▸ **Written task**
Could you transcribe the material below exactly, without leaving out a single line?

## Begin Records provided

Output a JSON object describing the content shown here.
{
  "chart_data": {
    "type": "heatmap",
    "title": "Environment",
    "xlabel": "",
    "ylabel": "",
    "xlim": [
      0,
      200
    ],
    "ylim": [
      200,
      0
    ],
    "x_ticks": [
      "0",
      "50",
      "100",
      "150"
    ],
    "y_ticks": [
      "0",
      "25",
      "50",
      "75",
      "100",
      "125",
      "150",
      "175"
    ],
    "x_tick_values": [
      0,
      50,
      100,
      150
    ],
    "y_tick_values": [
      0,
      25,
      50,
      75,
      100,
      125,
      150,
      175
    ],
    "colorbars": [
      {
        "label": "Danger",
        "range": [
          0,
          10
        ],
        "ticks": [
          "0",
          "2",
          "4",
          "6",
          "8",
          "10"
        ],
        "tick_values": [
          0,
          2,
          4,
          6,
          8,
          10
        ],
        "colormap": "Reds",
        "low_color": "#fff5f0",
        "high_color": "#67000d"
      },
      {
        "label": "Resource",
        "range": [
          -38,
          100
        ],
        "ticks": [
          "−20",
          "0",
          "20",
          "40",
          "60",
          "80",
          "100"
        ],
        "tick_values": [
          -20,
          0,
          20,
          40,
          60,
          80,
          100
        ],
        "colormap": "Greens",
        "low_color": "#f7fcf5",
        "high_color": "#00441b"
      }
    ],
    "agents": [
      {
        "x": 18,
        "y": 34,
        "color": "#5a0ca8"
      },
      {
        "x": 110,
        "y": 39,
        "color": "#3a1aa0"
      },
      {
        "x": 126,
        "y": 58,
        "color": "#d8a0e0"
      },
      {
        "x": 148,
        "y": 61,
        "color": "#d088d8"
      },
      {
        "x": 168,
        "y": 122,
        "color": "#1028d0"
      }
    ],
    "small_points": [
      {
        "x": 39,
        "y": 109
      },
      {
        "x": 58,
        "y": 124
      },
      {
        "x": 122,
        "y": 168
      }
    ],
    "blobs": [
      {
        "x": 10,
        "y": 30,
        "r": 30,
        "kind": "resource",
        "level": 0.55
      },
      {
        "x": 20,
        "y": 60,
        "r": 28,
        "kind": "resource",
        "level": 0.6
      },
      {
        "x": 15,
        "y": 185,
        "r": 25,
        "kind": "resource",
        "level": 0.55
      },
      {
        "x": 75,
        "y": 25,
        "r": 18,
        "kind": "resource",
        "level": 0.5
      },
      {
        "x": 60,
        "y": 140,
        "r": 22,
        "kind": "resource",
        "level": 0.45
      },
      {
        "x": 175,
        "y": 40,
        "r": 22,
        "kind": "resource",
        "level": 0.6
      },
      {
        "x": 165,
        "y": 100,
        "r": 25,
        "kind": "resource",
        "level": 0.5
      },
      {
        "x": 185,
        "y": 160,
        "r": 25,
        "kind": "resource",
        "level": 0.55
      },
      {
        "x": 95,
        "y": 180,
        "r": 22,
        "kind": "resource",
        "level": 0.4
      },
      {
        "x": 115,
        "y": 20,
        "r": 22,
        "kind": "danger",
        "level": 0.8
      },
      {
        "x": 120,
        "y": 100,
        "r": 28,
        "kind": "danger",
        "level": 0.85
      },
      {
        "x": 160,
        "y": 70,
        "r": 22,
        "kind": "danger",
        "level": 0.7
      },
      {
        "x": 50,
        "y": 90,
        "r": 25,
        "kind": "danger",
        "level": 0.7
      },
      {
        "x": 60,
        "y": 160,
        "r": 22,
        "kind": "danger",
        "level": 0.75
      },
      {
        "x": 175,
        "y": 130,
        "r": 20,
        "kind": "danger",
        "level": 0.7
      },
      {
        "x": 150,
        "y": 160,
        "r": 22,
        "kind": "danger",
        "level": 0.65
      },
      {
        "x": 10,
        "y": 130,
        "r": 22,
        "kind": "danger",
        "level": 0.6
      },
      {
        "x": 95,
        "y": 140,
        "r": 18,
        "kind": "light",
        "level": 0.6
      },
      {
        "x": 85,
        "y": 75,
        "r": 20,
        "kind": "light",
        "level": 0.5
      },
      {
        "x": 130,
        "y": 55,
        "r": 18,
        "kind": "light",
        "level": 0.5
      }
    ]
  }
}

## End Records provided

▸ **Exercise response**
Output a JSON object describing the content shown here.
{
  "chart_data": {
    "type": "heatmap",
    "title": "Environment",
    "xlabel": "",
    "ylabel": "",
    "xlim": [
      0,
      200
    ],
    "ylim": [
      200,
      0
    ],
    "x_ticks": [
      "0",
      "50",
      "100",
      "150"
    ],
    "y_ticks": [
      "0",
      "25",
      "50",
      "75",
      "100",
      "125",
      "150",
      "175"
    ],
    "x_tick_values": [
      0,
      50,
      100,
      150
    ],
    "y_tick_values": [
      0,
      25,
      50,
      75,
      100,
      125,
      150,
      175
    ],
    "colorbars": [
      {
        "label": "Danger",
        "range": [
          0,
          10
        ],
        "ticks": [
          "0",
          "2",
          "4",
          "6",
          "8",
          "10"
        ],
        "tick_values": [
          0,
          2,
          4,
          6,
          8,
          10
        ],
        "colormap": "Reds",
        "low_color": "#fff5f0",
        "high_color": "#67000d"
      },
      {
        "label": "Resource",
        "range": [
          -38,
          100
        ],
        "ticks": [
          "−20",
          "0",
          "20",
          "40",
          "60",
          "80",
          "100"
        ],
        "tick_values": [
          -20,
          0,
          20,
          40,
          60,
          80,
          100
        ],
        "colormap": "Greens",
        "low_color": "#f7fcf5",
        "high_color": "#00441b"
      }
    ],
    "agents": [
      {
        "x": 18,
        "y": 34,
        "color": "#5a0ca8"
      },
      {
        "x": 110,
        "y": 39,
        "color": "#3a1aa0"
      },
      {
        "x": 126,
        "y": 58,
        "color": "#d8a0e0"
      },
      {
        "x": 148,
        "y": 61,
        "color": "#d088d8"
      },
      {
        "x": 168,
        "y": 122,
        "color": "#1028d0"
      }
    ],
    "small_points": [
      {
        "x": 39,
        "y": 109
      },
      {
        "x": 58,
        "y": 124
      },
      {
        "x": 122,
        "y": 168
      }
    ],
    "blobs": [
      {
        "x": 10,
        "y": 30,
        "r": 30,
        "kind": "resource",
        "level": 0.55
      },
      {
        "x": 20,
        "y": 60,
        "r": 28,
        "kind": "resource",
        "level": 0.6
      },
      {
        "x": 15,
        "y": 185,
        "r": 25,
        "kind": "resource",
        "level": 0.55
      },
      {
        "x": 75,
        "y": 25,
        "r": 18,
        "kind": "resource",
        "level": 0.5
      },
      {
        "x": 60,
        "y": 140,
        "r": 22,
        "kind": "resource",
        "level": 0.45
      },
      {
        "x": 175,
        "y": 40,
        "r": 22,
        "kind": "resource",
        "level": 0.6
      },
      {
        "x": 165,
        "y": 100,
        "r": 25,
        "kind": "resource",
        "level": 0.5
      },
      {
        "x": 185,
        "y": 160,
        "r": 25,
        "kind": "resource",
        "level": 0.55
      },
      {
        "x": 95,
        "y": 180,
        "r": 22,
        "kind": "resource",
        "level": 0.4
      },
      {
        "x": 115,
        "y": 20,
        "r": 22,
        "kind": "danger",
        "level": 0.8
      },
      {
        "x": 120,
        "y": 100,
        "r": 28,
        "kind": "danger",
        "level": 0.85
      },
      {
        "x": 160,
        "y": 70,
        "r": 22,
        "kind": "danger",
        "level": 0.7
      },
      {
        "x": 50,
        "y": 90,
        "r": 25,
        "kind": "danger",
        "level": 0.7
      },
      {
        "x": 60,
        "y": 160,
        "r": 22,
        "kind": "danger",
        "level": 0.75
      },
      {
        "x": 175,
        "y": 130,
        "r": 20,
        "kind": "danger",
        "level": 0.7
      },
      {
        "x": 150,
        "y": 160,
        "r": 22,
        "kind": "danger",
        "level": 0.65
      },
      {
        "x": 10,
        "y": 130,
        "r": 22,
        "kind": "danger",
        "level": 0.6
      },
      {
        "x": 95,
        "y": 140,
        "r": 18,
        "kind": "light",
        "level": 0.6
      },
      {
        "x": 85,
        "y": 75,
        "r": 20,
        "kind": "light",
        "level": 0.5
      },
      {
        "x": 130,
        "y": 55,
        "r": 18,
        "kind": "light",
        "level": 0.5
      }
    ]
  }
}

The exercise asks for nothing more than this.